Your task: Copy the lines holding the word "chest", all of them.

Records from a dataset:
>> start

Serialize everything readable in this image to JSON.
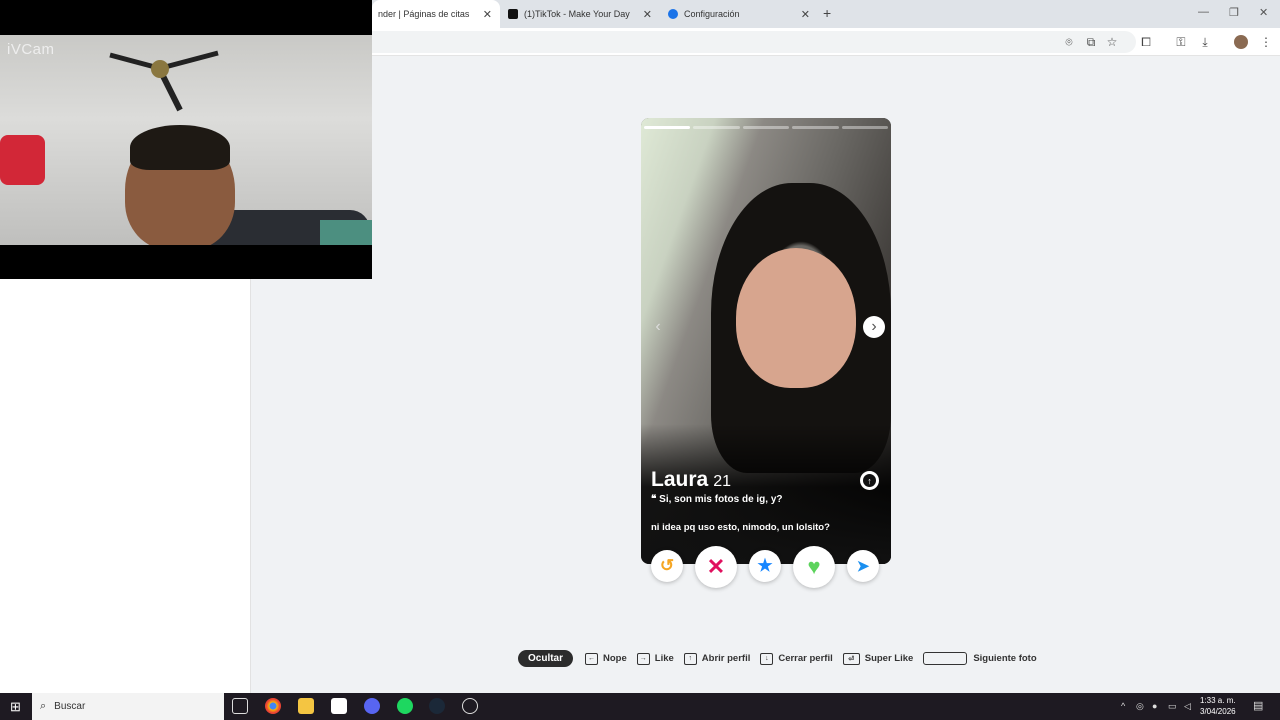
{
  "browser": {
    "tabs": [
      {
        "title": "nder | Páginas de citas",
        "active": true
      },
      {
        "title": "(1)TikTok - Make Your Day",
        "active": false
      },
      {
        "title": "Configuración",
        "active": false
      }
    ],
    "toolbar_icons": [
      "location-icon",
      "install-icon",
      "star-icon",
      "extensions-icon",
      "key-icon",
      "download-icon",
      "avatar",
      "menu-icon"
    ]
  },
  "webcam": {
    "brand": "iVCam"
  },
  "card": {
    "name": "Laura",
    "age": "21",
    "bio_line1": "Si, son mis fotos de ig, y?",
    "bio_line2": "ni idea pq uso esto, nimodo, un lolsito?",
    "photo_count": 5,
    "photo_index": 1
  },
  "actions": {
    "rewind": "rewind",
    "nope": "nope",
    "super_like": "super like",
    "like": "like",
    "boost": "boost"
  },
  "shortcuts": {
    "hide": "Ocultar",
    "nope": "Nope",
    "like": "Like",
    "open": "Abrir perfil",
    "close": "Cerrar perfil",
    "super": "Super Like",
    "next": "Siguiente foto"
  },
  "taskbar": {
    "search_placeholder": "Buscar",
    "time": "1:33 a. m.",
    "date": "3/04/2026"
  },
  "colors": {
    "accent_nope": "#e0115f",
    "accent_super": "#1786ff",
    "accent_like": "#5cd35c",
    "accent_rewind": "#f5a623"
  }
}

>> end
>> start

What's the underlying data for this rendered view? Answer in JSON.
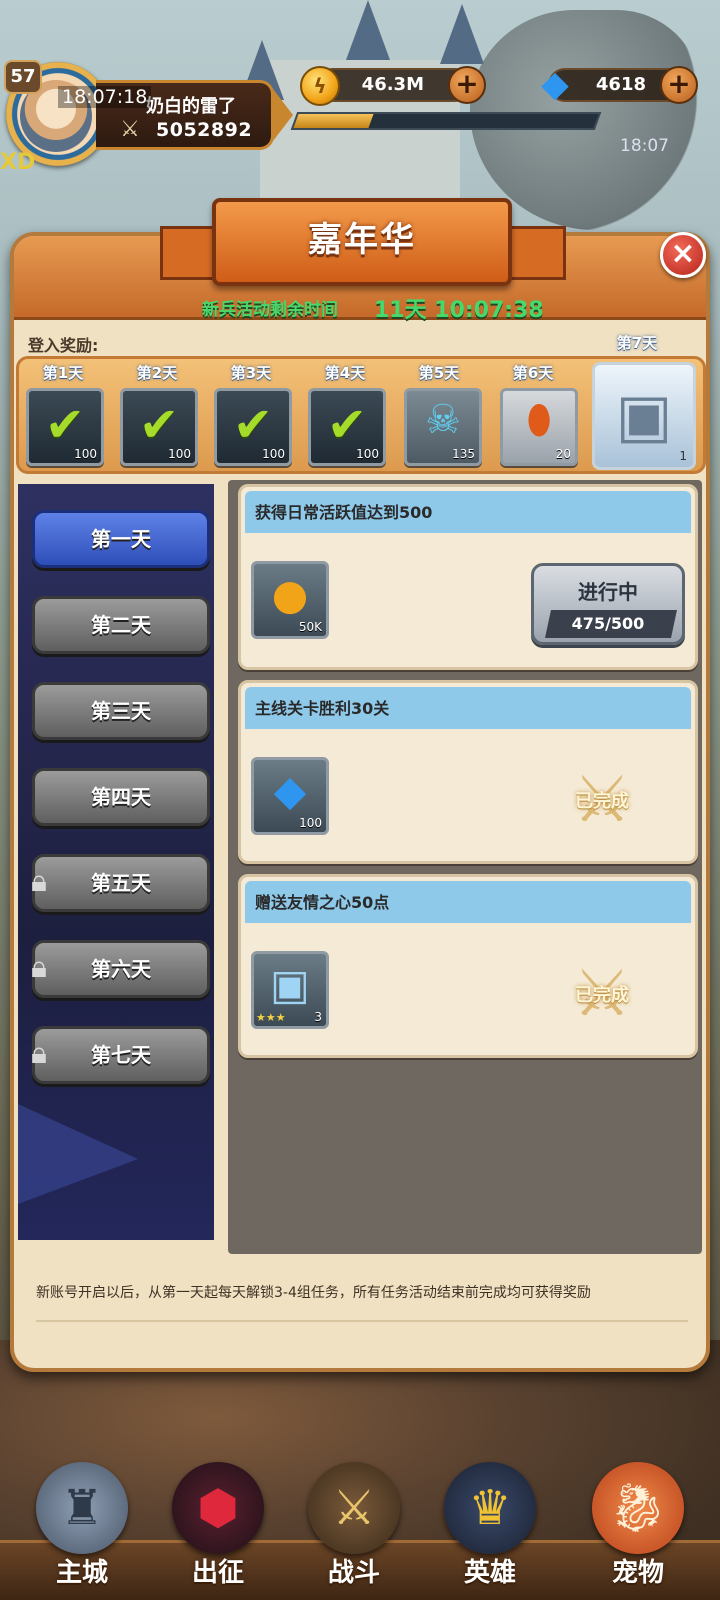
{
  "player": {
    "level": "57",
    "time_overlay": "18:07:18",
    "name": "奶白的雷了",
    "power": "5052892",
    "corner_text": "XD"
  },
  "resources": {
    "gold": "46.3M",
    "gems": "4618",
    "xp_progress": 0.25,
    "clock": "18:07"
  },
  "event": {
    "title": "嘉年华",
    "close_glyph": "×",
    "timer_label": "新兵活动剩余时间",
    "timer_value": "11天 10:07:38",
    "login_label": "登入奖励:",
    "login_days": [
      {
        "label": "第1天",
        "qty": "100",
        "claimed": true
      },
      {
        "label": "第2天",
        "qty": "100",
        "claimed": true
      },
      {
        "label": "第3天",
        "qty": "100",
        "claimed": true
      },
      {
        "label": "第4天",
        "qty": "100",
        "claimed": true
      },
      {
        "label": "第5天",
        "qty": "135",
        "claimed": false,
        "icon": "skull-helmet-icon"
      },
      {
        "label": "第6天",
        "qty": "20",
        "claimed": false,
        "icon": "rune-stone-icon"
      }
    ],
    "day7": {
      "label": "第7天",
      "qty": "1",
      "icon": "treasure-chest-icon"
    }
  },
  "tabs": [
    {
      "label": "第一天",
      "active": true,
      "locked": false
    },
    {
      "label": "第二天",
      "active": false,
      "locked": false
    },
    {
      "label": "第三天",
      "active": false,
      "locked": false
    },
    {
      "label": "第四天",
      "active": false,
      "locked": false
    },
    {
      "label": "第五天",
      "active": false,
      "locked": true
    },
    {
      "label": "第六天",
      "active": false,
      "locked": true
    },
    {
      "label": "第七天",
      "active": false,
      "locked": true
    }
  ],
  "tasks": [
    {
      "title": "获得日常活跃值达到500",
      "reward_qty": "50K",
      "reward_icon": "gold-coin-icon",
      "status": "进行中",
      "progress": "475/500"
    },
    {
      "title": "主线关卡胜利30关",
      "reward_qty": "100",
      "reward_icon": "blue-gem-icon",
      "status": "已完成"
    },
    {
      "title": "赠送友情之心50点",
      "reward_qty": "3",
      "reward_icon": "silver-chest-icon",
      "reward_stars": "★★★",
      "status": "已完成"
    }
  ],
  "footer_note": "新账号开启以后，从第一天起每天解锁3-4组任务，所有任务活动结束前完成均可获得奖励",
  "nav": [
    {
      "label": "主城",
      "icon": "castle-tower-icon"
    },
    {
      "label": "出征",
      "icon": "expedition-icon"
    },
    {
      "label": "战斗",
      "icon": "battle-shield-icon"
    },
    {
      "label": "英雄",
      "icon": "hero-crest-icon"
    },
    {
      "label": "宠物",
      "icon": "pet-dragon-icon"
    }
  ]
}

>> end

Solution for this problem:
      "icon": "treasure-chest-icon"
      "reward_icon": "silver-chest-icon",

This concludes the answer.